● **Problem details**
For every line in the records that has the word "style", make a copy.
** Begin Extracted records **
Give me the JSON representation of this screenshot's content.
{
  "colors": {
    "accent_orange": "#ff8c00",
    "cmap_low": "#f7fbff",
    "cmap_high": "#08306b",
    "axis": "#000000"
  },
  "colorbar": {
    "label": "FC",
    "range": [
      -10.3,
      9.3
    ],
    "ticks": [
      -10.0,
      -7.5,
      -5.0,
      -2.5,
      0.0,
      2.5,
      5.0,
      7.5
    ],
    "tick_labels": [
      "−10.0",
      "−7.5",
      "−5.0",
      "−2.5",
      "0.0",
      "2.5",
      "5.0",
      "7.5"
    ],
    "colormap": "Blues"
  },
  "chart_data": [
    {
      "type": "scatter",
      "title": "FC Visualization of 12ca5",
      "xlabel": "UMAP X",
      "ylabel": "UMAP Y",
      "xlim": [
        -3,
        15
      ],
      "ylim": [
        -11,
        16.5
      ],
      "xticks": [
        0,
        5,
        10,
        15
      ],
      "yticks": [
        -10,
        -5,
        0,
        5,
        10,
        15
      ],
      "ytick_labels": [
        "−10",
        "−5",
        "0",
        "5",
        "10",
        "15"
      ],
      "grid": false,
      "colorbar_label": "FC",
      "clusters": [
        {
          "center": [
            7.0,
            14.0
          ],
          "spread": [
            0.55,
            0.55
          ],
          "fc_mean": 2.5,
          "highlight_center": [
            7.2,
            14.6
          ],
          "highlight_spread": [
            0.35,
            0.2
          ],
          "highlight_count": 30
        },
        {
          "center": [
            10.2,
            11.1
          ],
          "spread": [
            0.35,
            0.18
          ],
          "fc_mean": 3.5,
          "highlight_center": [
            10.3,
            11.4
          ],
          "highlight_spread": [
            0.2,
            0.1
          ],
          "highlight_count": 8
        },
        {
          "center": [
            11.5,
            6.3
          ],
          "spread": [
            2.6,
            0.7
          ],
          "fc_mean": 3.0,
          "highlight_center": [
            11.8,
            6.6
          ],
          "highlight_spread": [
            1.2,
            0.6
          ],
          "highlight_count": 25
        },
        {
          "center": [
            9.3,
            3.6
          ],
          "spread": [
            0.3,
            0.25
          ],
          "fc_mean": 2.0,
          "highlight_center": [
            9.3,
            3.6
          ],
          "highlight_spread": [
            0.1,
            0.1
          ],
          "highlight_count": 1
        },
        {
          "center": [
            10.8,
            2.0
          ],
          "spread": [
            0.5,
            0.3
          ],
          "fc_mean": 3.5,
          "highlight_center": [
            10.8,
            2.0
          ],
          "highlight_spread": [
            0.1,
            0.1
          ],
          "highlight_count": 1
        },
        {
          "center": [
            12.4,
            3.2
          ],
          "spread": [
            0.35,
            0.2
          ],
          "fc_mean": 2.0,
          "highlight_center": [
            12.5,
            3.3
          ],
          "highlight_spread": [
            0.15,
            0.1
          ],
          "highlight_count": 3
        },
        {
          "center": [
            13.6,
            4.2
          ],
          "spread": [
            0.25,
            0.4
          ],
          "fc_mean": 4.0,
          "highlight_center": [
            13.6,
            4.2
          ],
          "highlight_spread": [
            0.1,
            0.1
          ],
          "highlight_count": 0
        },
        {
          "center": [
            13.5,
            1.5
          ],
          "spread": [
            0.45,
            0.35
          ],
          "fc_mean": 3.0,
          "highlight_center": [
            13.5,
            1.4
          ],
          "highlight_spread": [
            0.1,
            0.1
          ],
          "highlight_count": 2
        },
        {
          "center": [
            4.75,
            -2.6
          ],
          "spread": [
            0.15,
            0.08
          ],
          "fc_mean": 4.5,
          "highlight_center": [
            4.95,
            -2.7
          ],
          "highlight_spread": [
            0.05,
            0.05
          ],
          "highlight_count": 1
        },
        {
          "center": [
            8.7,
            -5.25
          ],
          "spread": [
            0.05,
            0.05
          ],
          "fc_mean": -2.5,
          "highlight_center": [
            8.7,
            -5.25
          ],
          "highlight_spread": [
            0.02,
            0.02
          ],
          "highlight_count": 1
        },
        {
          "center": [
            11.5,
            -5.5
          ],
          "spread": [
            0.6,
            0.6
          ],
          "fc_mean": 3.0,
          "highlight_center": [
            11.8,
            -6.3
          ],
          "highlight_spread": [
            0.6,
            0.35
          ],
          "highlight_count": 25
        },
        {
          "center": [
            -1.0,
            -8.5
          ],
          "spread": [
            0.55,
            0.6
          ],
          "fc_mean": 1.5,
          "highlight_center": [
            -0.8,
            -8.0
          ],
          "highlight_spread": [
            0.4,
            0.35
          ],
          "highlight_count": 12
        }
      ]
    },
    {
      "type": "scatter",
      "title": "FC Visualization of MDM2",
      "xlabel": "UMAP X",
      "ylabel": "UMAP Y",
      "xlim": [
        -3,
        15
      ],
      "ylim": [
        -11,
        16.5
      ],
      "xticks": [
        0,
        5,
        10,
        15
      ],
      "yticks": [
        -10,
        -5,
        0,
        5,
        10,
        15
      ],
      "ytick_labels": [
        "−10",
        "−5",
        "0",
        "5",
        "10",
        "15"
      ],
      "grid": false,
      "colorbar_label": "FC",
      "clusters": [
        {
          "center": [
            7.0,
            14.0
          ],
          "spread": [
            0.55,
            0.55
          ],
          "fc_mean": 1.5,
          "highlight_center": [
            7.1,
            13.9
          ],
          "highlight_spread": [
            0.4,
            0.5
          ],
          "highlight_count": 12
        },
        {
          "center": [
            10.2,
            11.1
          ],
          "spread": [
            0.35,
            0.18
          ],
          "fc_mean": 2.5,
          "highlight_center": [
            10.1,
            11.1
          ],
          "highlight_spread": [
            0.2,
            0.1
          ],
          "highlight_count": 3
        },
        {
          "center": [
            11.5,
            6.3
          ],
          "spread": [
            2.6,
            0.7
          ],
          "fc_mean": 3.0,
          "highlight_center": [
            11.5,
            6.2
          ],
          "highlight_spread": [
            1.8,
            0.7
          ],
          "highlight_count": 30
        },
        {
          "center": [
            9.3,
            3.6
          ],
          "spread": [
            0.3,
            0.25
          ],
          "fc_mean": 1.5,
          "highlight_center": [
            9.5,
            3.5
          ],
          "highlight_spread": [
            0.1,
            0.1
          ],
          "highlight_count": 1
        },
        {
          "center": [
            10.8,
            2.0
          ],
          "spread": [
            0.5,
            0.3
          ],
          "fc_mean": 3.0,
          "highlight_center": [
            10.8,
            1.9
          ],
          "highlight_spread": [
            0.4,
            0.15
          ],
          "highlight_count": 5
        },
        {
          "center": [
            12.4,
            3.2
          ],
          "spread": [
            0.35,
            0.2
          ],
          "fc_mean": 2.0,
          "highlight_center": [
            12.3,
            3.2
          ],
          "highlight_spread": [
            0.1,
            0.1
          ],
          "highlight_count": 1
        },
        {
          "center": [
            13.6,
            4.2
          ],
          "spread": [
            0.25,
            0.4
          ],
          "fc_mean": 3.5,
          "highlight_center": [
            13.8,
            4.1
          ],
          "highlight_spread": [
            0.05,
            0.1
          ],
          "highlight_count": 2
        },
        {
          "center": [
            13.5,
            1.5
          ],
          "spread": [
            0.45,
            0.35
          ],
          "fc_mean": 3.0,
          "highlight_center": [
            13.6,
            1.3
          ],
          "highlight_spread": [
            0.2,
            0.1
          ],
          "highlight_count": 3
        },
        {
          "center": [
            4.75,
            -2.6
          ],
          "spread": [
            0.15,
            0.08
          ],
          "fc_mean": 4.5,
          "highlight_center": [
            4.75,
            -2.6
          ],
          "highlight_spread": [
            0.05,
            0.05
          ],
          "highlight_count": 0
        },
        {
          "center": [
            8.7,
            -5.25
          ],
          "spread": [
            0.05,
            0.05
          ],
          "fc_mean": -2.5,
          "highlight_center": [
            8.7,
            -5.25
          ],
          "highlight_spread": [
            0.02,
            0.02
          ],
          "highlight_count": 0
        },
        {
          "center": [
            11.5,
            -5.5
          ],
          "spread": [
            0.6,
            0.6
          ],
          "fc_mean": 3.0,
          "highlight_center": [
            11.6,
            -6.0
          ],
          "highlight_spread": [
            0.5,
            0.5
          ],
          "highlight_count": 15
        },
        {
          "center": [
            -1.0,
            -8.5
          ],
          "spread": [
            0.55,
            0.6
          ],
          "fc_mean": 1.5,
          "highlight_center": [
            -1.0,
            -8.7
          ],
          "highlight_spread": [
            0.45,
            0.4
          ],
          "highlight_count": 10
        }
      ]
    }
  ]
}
** End Extracted records **
** Begin Extracted records **
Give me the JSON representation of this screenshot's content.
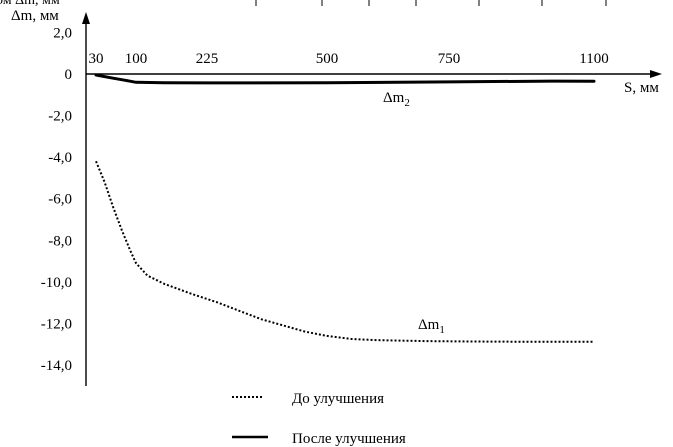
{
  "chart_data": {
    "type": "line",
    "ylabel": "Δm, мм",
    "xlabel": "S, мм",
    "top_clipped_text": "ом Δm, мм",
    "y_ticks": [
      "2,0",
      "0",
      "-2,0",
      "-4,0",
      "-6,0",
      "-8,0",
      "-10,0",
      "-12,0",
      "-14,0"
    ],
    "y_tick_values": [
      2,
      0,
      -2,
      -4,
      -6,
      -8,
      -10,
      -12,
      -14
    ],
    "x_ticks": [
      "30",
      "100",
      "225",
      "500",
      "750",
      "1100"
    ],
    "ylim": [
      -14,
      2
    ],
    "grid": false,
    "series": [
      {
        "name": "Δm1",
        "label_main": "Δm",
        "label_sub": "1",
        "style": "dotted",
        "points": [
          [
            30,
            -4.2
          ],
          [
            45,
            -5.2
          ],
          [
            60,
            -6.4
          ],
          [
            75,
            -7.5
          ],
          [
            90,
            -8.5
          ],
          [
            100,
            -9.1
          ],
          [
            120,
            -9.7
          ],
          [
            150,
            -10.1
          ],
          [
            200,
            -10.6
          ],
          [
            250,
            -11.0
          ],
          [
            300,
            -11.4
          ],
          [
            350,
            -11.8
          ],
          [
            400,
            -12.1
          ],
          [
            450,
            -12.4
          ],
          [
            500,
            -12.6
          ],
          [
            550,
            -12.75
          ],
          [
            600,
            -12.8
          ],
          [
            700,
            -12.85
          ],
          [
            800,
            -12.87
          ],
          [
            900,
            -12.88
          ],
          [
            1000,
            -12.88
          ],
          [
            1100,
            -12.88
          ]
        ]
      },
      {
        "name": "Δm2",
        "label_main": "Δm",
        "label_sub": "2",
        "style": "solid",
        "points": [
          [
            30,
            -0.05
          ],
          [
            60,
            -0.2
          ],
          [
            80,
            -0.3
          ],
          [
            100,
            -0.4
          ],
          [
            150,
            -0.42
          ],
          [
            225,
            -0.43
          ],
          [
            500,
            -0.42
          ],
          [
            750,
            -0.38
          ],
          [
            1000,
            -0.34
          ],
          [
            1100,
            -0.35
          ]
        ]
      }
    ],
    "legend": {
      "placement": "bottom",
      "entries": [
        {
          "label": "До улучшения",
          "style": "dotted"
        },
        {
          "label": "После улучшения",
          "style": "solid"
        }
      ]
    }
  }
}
** End Extracted records **
● **Expected answer**
        "style": "dotted",
        "style": "solid",
          "style": "dotted"
          "style": "solid"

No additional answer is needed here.